### Directions
1: In the text on interrupt handling, what serial chip does the described hardware use?
2: Print everything in the text on interrupt handling from "The standard Amélie" down to "cope with it.".

### Extract to read
Here the interrupt has been called, PC and PSR stacked, and then (thanks to us) all of the registers are also stacked. If we add another two cycles for allowing the current instruction to finish prior to the interrupt call (this is an 'average' time-to-complete-half-an-instruction), then it can be seen that our interrupt handler can be entered with full status saved in only 21 cycles. If we were to only use A and X, we could cut out five cycles. If we were to perform a BIT test against specific devices first , we could respond to a critical interrupt in around 15 cycles. Clocking at 2MHz, that would equate to seven and a half micro seconds.

Returning from interrupt is performed using:

PLA                ; 4 cycles
TAY                ; 2 cycles
PLA                ; 4 cycles
TAX                ; 2 cycles
PLA                ; 4 cycles
RTI                ; 6 cycles

This adds up to twenty two cycles for a full interrupt return, including restoring all registers. As before, optimisations are possible so you could feasibly halve that number of cycles.

Here is an example of a much more optimised interrupt handler:

-interrupt happens-; 2 cycles allowing completion of current instruction
<vector called>    ; 8 cycles
BIT  via_status    ; 4 cycles
BMI  via_handler   ; 2 cycles
BIT  acia_status   ; 4 cycles
BMI  acia_handler  ; 2 cycles
RTI                ; 6 cycles

The standard Amélie BIOS will not do this as it provides a mechanism for adding handlers for additional interrupt-generating sources, however the code above demonstrates how to handle an interrupt when the ACIA and VIA are your only possible sources of interrupt. Nothing is stacked unnecessarily, and you can see the entire overheads of interrupt processing can be squeezed down to a mere twenty eight cycles, or 14 microseconds.
Obviously, it will require more time to actually process the interrupt. Here we are looking at latency , the time between the interrupt happening and the system being in a position to cope with it.

If we can take an example of a serial byte received, we should consider that we will need to read the byte from the ACIA, and then work out where to put it. Some sort of ring buffer. Furthermore, in Amélie's case, this may cause various events to be 'fired' - a byte has been received, a newline was received, buffer is full, and so on. In addition to this, we may need to write back to the ACIA for the purpose of engaging CTS/RTS flow control.
The latency of this is therefore quite important, for the longer it all takes, the slower the serial port can usefully operate. The hardware laid out is a 6551 which has no FIFO. Therefore if bytes arrive faster than they can be picked up, data will be lost and the solution is a slower serial link, which may not be desirable.
Consider 9600bps at 8N1. This means using ten bits per byte (start, 8 data, 1 stop), we will be exercising 9,600 serial bit transitions per second. Divided by ten, this is a potential 960 bytes per second. Thus the serial port will interrupt us a little under one thousand times in a second. This gives us about 2,000 cycles in which to handle each serial byte, assuming there are no other interrupts at the same time.
I have not written the serial code yet, but I would imagine that this is plenty.

(Entries laid out from images)
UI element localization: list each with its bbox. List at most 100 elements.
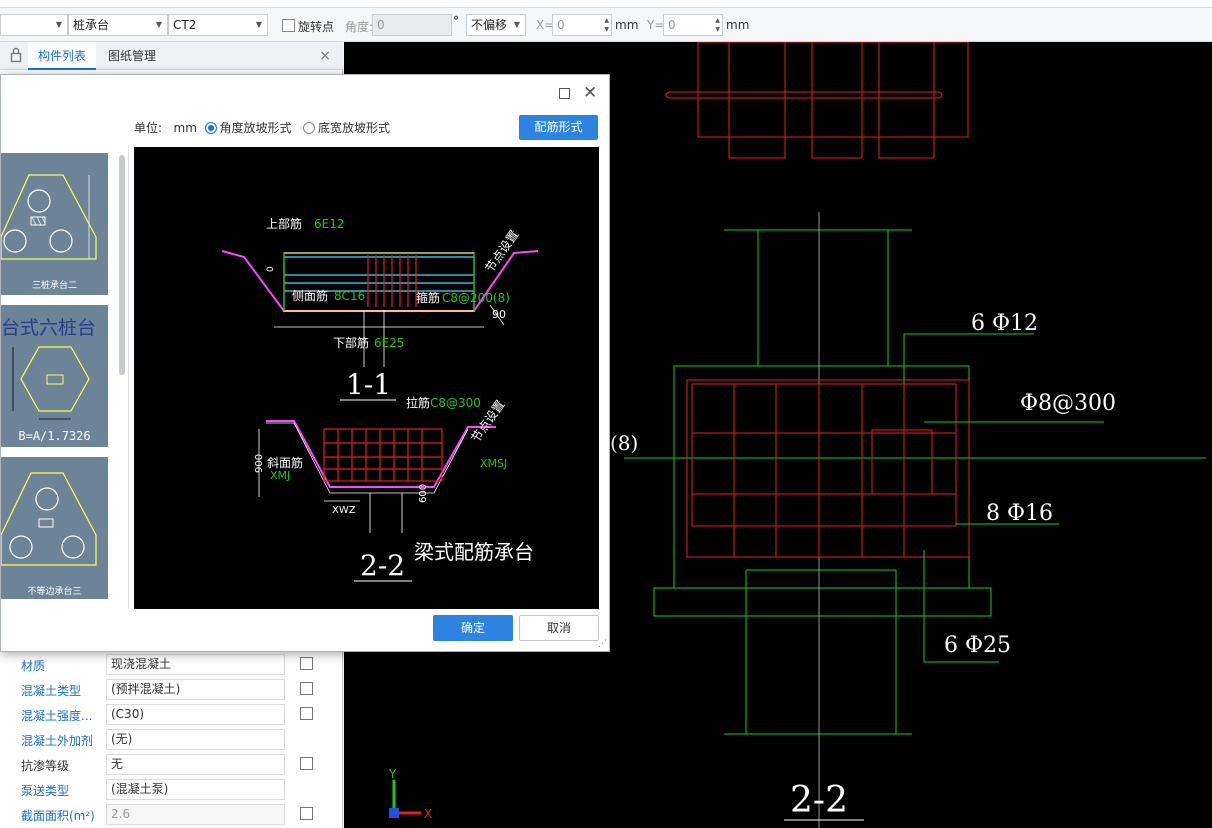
property-checkbox[interactable] [300, 757, 313, 770]
cad-section-label: 2-2 [790, 780, 848, 821]
radio-angle-label: 角度放坡形式 [219, 121, 292, 135]
preview-dim-600: 600 [418, 484, 429, 503]
gallery-scrollbar[interactable] [119, 155, 125, 375]
preview-tie-bar: 拉筋 [406, 395, 430, 410]
angle-input[interactable]: 0 [372, 14, 452, 36]
preview-section-1-label: 1-1 [346, 368, 391, 401]
preview-stirrup: 箍筋 [416, 290, 440, 305]
top-structure [665, 42, 969, 159]
property-value[interactable]: (混凝土泵) [106, 779, 285, 800]
offset-select-value: 不偏移 [471, 18, 508, 32]
preview-bottom-bar-spec: 6E25 [374, 336, 405, 350]
chevron-down-icon: ▼ [513, 20, 520, 29]
radio-width-slope[interactable] [303, 122, 315, 134]
tab-drawing-manager[interactable]: 图纸管理 [98, 42, 166, 70]
leader-lines [903, 333, 1104, 663]
name-select[interactable]: CT2 ▼ [168, 14, 268, 36]
property-name: 混凝土强度... [21, 709, 93, 723]
property-row: 混凝土类型 (预拌混凝土) [0, 677, 343, 702]
unequal-cap-diagram [1, 472, 97, 566]
cap-preview: 上部筋 6E12 侧面筋 8C16 箍筋 C8@200(8) 下部筋 6E25 … [134, 147, 599, 609]
property-value[interactable]: 现浇混凝土 [106, 654, 285, 675]
panel-tabs: 构件列表 图纸管理 × [0, 42, 343, 70]
property-name: 材质 [21, 659, 46, 673]
unit-label: 单位: [134, 121, 163, 135]
offset-select[interactable]: 不偏移 ▼ [466, 14, 526, 36]
close-icon[interactable]: ✕ [583, 83, 597, 103]
cad-label-bottom: 6 Φ25 [944, 633, 1011, 658]
thumb-six-pile[interactable]: 台式六桩台 B=A/1.7326 [1, 305, 108, 447]
name-select-value: CT2 [173, 18, 197, 32]
preview-xwz: XWZ [332, 505, 356, 516]
preview-top-bar-spec: 6E12 [314, 217, 345, 231]
property-value[interactable]: (C30) [106, 704, 285, 725]
category-select[interactable]: ▼ [0, 14, 68, 36]
preview-slope-bar: 斜面筋 [267, 455, 303, 470]
chevron-down-icon: ▼ [155, 20, 162, 29]
thumb-unequal-three[interactable]: 不等边承台三 [1, 457, 108, 599]
y-unit: mm [726, 18, 750, 32]
preview-xmsj: XMSJ [480, 457, 507, 470]
preview-bottom-bar: 下部筋 [333, 335, 369, 350]
preview-xmj: XMJ [270, 469, 290, 482]
app-window: ▼ 桩承台 ▼ CT2 ▼ 旋转点 角度: 0 ° 不偏移 ▼ X= 0 ▲ ▼ mm Y… [0, 0, 1212, 828]
tab-component-list[interactable]: 构件列表 [28, 42, 97, 70]
ok-button[interactable]: 确定 [433, 615, 513, 641]
x-value: 0 [557, 18, 565, 32]
x-input[interactable]: 0 ▲ ▼ [552, 14, 612, 36]
property-value[interactable]: 2.6 [106, 804, 285, 825]
resize-grip-icon[interactable]: ⋰ [598, 639, 607, 649]
preview-tie-bar-spec: C8@300 [430, 396, 481, 410]
rebar-form-button[interactable]: 配筋形式 [519, 115, 598, 140]
close-icon[interactable]: × [319, 48, 331, 64]
property-row: 混凝土强度... (C30) [0, 702, 343, 727]
lock-icon[interactable] [10, 47, 22, 63]
property-checkbox[interactable] [300, 807, 313, 820]
type-select[interactable]: 桩承台 ▼ [68, 14, 168, 36]
preview-node-setting-1: 节点设置 [482, 228, 521, 275]
thumb-caption: 不等边承台三 [27, 587, 82, 597]
spinner-icon[interactable]: ▲ ▼ [715, 16, 720, 34]
rebar-cage [686, 379, 970, 558]
axis-y-label: Y [388, 767, 397, 781]
footing-outline [624, 212, 1206, 828]
property-name: 泵送类型 [21, 784, 70, 798]
y-input[interactable]: 0 ▲ ▼ [663, 14, 723, 36]
thumb-caption: B=A/1.7326 [18, 429, 91, 443]
y-label: Y= [647, 18, 665, 32]
cad-label-top: 6 Φ12 [971, 311, 1038, 336]
hexagon-diagram [12, 346, 90, 420]
property-value[interactable]: 无 [106, 754, 285, 775]
thumb-caption: 三桩承台二 [31, 281, 77, 291]
cancel-button[interactable]: 取消 [519, 615, 599, 641]
rotate-checkbox[interactable] [282, 19, 295, 32]
preview-dim-0: 0 [266, 266, 276, 272]
preview-top-bar: 上部筋 [266, 216, 302, 231]
maximize-button[interactable] [559, 88, 570, 99]
property-value[interactable]: (预拌混凝土) [106, 679, 285, 700]
type-select-value: 桩承台 [73, 18, 110, 32]
property-checkbox[interactable] [300, 682, 313, 695]
axis-x-label: X [424, 807, 432, 821]
property-checkbox[interactable] [300, 657, 313, 670]
radio-width-label: 底宽放坡形式 [318, 121, 391, 135]
property-row: 泵送类型 (混凝土泵) [0, 777, 343, 802]
section-2-2 [258, 420, 496, 533]
draw-toolbar: ▼ 桩承台 ▼ CT2 ▼ 旋转点 角度: 0 ° 不偏移 ▼ X= 0 ▲ ▼ mm Y… [0, 8, 1212, 42]
property-checkbox[interactable] [300, 707, 313, 720]
preview-title: 梁式配筋承台 [414, 540, 534, 564]
chevron-down-icon: ▼ [55, 20, 62, 29]
preview-drawing: 上部筋 6E12 侧面筋 8C16 箍筋 C8@200(8) 下部筋 6E25 … [221, 216, 539, 582]
thumb-three-pile[interactable]: 三桩承台二 [1, 153, 108, 295]
y-value: 0 [668, 18, 676, 32]
pile-cap-dialog: ✕ 单位: mm 角度放坡形式 底宽放坡形式 配筋形式 三桩承台二 台式六桩台 … [0, 74, 610, 652]
property-name: 截面面积(m²) [21, 809, 95, 823]
radio-angle-slope[interactable] [204, 122, 217, 134]
property-value[interactable]: (无) [106, 729, 285, 750]
ribbon-strip [0, 0, 1212, 8]
preview-side-bar-spec: 8C16 [334, 289, 365, 303]
preview-side-bar: 侧面筋 [292, 288, 328, 303]
property-row: 材质 现浇混凝土 [0, 652, 343, 677]
axis-gizmo: Y X [388, 767, 432, 821]
spinner-icon[interactable]: ▲ ▼ [604, 16, 609, 34]
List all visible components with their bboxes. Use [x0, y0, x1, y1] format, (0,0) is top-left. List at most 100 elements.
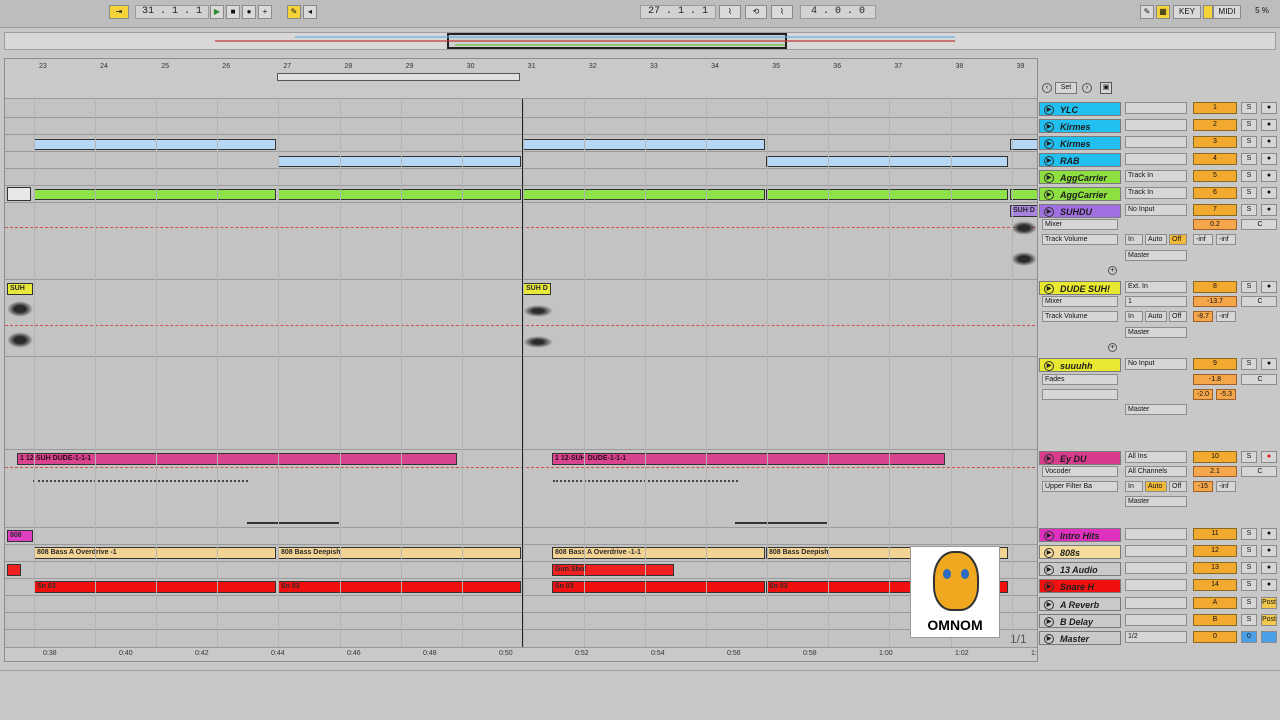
monitor-off[interactable]: Off — [1169, 234, 1187, 245]
send-b[interactable]: -5.3 — [1216, 389, 1236, 400]
track-fold-icon[interactable]: ▶ — [1044, 582, 1054, 592]
solo-button[interactable]: S — [1241, 136, 1257, 148]
solo-button[interactable]: S — [1241, 545, 1257, 557]
clip[interactable] — [766, 189, 1008, 200]
solo-button[interactable]: S — [1241, 187, 1257, 199]
track-name[interactable]: ▶ B Delay — [1039, 614, 1121, 628]
solo-button[interactable]: S — [1241, 281, 1257, 293]
input-channel-chooser[interactable]: 1 — [1125, 296, 1187, 307]
track-activator[interactable]: 11 — [1193, 528, 1237, 540]
automation-line[interactable] — [5, 467, 1035, 468]
solo-button[interactable]: S — [1241, 119, 1257, 131]
solo-button[interactable]: S — [1241, 528, 1257, 540]
parameter-chooser[interactable]: Track Volume — [1042, 311, 1118, 322]
clip-snare[interactable]: Sn 03 — [278, 581, 521, 593]
track-name[interactable]: ▶ Snare H — [1039, 579, 1121, 593]
device-chooser[interactable]: Mixer — [1042, 219, 1118, 230]
solo-button[interactable]: S — [1241, 614, 1257, 626]
track-fold-icon[interactable]: ▶ — [1044, 105, 1054, 115]
play-icon[interactable]: ▶ — [210, 5, 224, 19]
track-name[interactable]: ▶ A Reverb — [1039, 597, 1121, 611]
track-name[interactable]: ▶ Intro Hits — [1039, 528, 1121, 542]
clip[interactable] — [1010, 139, 1037, 150]
solo-button[interactable]: S — [1241, 579, 1257, 591]
track-name[interactable]: ▶ SUHDU — [1039, 204, 1121, 218]
track-io-chooser[interactable] — [1125, 102, 1187, 114]
draw-mode-icon[interactable]: ✎ — [1140, 5, 1154, 19]
arm-button[interactable]: ● — [1261, 579, 1277, 591]
track-io-chooser[interactable] — [1125, 153, 1187, 165]
clip-snare[interactable]: Sn 03 — [34, 581, 276, 593]
track-io-chooser[interactable]: Ext. In — [1125, 281, 1187, 293]
send-b[interactable]: -inf — [1216, 311, 1236, 322]
track-io-chooser[interactable] — [1125, 562, 1187, 574]
lock-icon[interactable]: ▣ — [1100, 82, 1112, 94]
device-chooser[interactable]: Vocoder — [1042, 466, 1118, 477]
solo-button[interactable]: S — [1241, 204, 1257, 216]
track-volume[interactable]: -13.7 — [1193, 296, 1237, 307]
monitor-auto[interactable]: Auto — [1145, 481, 1167, 492]
track-name[interactable]: ▶ Kirmes — [1039, 119, 1121, 133]
track-fold-icon[interactable]: ▶ — [1044, 361, 1054, 371]
solo-button[interactable]: S — [1241, 358, 1257, 370]
track-name[interactable]: ▶ Kirmes — [1039, 136, 1121, 150]
clip[interactable] — [34, 139, 276, 150]
midi-map-icon[interactable] — [1203, 5, 1213, 19]
monitor-off[interactable]: Off — [1169, 481, 1187, 492]
track-name[interactable]: ▶ Master — [1039, 631, 1121, 645]
track-name[interactable]: ▶ 13 Audio — [1039, 562, 1121, 576]
device-chooser[interactable]: Fades — [1042, 374, 1118, 385]
arrangement-view[interactable]: 23 24 25 26 27 28 29 30 31 32 33 34 35 36 37 38 39 SUH D… — [4, 58, 1038, 662]
arm-button[interactable]: ● — [1261, 119, 1277, 131]
clip-808-bass[interactable]: 808 Bass Deepish — [278, 547, 521, 559]
punch-out-icon[interactable]: ⌇ — [771, 5, 793, 19]
arm-button[interactable]: ● — [1261, 204, 1277, 216]
clip[interactable] — [766, 156, 1008, 167]
track-fold-icon[interactable]: ▶ — [1044, 634, 1054, 644]
midi-map-button[interactable]: MIDI — [1213, 5, 1241, 19]
next-locator-icon[interactable]: › — [1082, 83, 1092, 93]
loop-brace[interactable] — [277, 73, 520, 81]
track-fold-icon[interactable]: ▶ — [1044, 617, 1054, 627]
parameter-chooser[interactable]: Track Volume — [1042, 234, 1118, 245]
track-activator[interactable]: 9 — [1193, 358, 1237, 370]
track-io-chooser[interactable]: No Input — [1125, 358, 1187, 370]
solo-button[interactable]: S — [1241, 451, 1257, 463]
time-ruler[interactable]: 0:38 0:40 0:42 0:44 0:46 0:48 0:50 0:52 0:54 0:56… — [5, 647, 1037, 661]
clip-808-bass[interactable]: 808 Bass A Overdrive -1 — [34, 547, 276, 559]
track-volume[interactable]: 0.2 — [1193, 219, 1237, 230]
post-button[interactable]: Post — [1261, 597, 1277, 609]
arm-button[interactable]: ● — [1261, 136, 1277, 148]
parameter-chooser[interactable]: Upper Filter Ba — [1042, 481, 1118, 492]
arm-button[interactable]: ● — [1261, 281, 1277, 293]
track-io-chooser[interactable]: All Ins — [1125, 451, 1187, 463]
output-chooser[interactable]: Master — [1125, 250, 1187, 261]
clip-suh-d[interactable]: SUH D — [523, 283, 551, 295]
send-a[interactable]: -2.0 — [1193, 389, 1213, 400]
clip[interactable] — [523, 139, 765, 150]
clip-vocal[interactable]: 1 12-SUH DUDE-1-1-1 — [552, 453, 945, 465]
track-io-chooser[interactable] — [1125, 579, 1187, 591]
arm-button[interactable]: ● — [1261, 562, 1277, 574]
track-activator[interactable]: 12 — [1193, 545, 1237, 557]
pan-knob[interactable]: C — [1241, 219, 1277, 230]
solo-button[interactable]: 0 — [1241, 631, 1257, 643]
clip[interactable] — [523, 189, 765, 200]
track-activator[interactable]: 1 — [1193, 102, 1237, 114]
beat-time-ruler[interactable]: 23 24 25 26 27 28 29 30 31 32 33 34 35 36 37 38 39 — [5, 59, 1037, 99]
arm-button[interactable]: ● — [1261, 102, 1277, 114]
automation-arm-icon[interactable]: ✎ — [287, 5, 301, 19]
track-io-chooser[interactable]: 1/2 — [1125, 631, 1187, 643]
track-fold-icon[interactable]: ▶ — [1044, 284, 1054, 294]
clip[interactable] — [7, 187, 31, 201]
clip[interactable] — [278, 189, 521, 200]
follow-button[interactable]: ⇥ — [109, 5, 129, 19]
clip[interactable] — [1010, 189, 1037, 200]
output-chooser[interactable]: Master — [1125, 404, 1187, 415]
track-activator[interactable]: 13 — [1193, 562, 1237, 574]
pan-knob[interactable]: C — [1241, 466, 1277, 477]
add-lane-icon[interactable]: + — [1108, 343, 1117, 352]
clip-intro-hits[interactable]: 808 — [7, 530, 33, 542]
arrangement-position[interactable]: 31 . 1 . 1 — [135, 5, 209, 19]
send-b[interactable]: -inf — [1216, 234, 1236, 245]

### Exercise answers
1: It uses a 6551, which has no FIFO.

2:
The standard Amélie BIOS will not do this as it provides a mechanism for adding handlers for additional interrupt-generating sources, however the code above demonstrates how to handle an interrupt when the ACIA and VIA are your only possible sources of interrupt. Nothing is stacked unnecessarily, and you can see the entire overheads of interrupt processing can be squeezed down to a mere twenty eight cycles, or 14 microseconds.
Obviously, it will require more time to actually process the interrupt. Here we are looking at latency , the time between the interrupt happening and the system being in a position to cope with it.